# [Problem]
Each entry below should be written out exactly as it is, with no pictures.

# [Stored data]
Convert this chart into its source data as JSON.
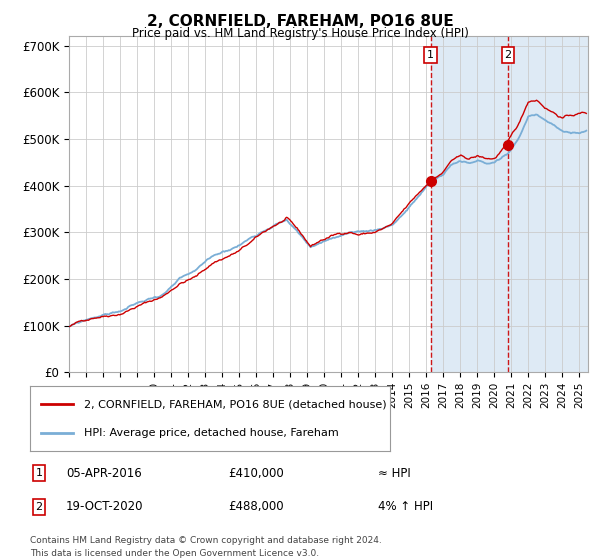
{
  "title": "2, CORNFIELD, FAREHAM, PO16 8UE",
  "subtitle": "Price paid vs. HM Land Registry's House Price Index (HPI)",
  "ylabel_ticks": [
    "£0",
    "£100K",
    "£200K",
    "£300K",
    "£400K",
    "£500K",
    "£600K",
    "£700K"
  ],
  "ylim": [
    0,
    720000
  ],
  "yticks": [
    0,
    100000,
    200000,
    300000,
    400000,
    500000,
    600000,
    700000
  ],
  "purchase1": {
    "date_num": 2016.26,
    "price": 410000,
    "label": "1",
    "date_str": "05-APR-2016",
    "note": "≈ HPI"
  },
  "purchase2": {
    "date_num": 2020.8,
    "price": 488000,
    "label": "2",
    "date_str": "19-OCT-2020",
    "note": "4% ↑ HPI"
  },
  "line1_color": "#cc0000",
  "line2_color": "#7aaed6",
  "shade_color": "#deeaf5",
  "grid_color": "#cccccc",
  "background_color": "#ffffff",
  "legend_line1": "2, CORNFIELD, FAREHAM, PO16 8UE (detached house)",
  "legend_line2": "HPI: Average price, detached house, Fareham",
  "footnote1": "Contains HM Land Registry data © Crown copyright and database right 2024.",
  "footnote2": "This data is licensed under the Open Government Licence v3.0.",
  "xlim_start": 1995.0,
  "xlim_end": 2025.5
}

# [Complete answer]
Convert this chart into its source data as JSON.
{
  "title": "2, CORNFIELD, FAREHAM, PO16 8UE",
  "subtitle": "Price paid vs. HM Land Registry's House Price Index (HPI)",
  "ylabel_ticks": [
    "£0",
    "£100K",
    "£200K",
    "£300K",
    "£400K",
    "£500K",
    "£600K",
    "£700K"
  ],
  "ylim": [
    0,
    720000
  ],
  "yticks": [
    0,
    100000,
    200000,
    300000,
    400000,
    500000,
    600000,
    700000
  ],
  "purchase1": {
    "date_num": 2016.26,
    "price": 410000,
    "label": "1",
    "date_str": "05-APR-2016",
    "note": "≈ HPI"
  },
  "purchase2": {
    "date_num": 2020.8,
    "price": 488000,
    "label": "2",
    "date_str": "19-OCT-2020",
    "note": "4% ↑ HPI"
  },
  "line1_color": "#cc0000",
  "line2_color": "#7aaed6",
  "shade_color": "#deeaf5",
  "grid_color": "#cccccc",
  "background_color": "#ffffff",
  "legend_line1": "2, CORNFIELD, FAREHAM, PO16 8UE (detached house)",
  "legend_line2": "HPI: Average price, detached house, Fareham",
  "footnote1": "Contains HM Land Registry data © Crown copyright and database right 2024.",
  "footnote2": "This data is licensed under the Open Government Licence v3.0.",
  "xlim_start": 1995.0,
  "xlim_end": 2025.5
}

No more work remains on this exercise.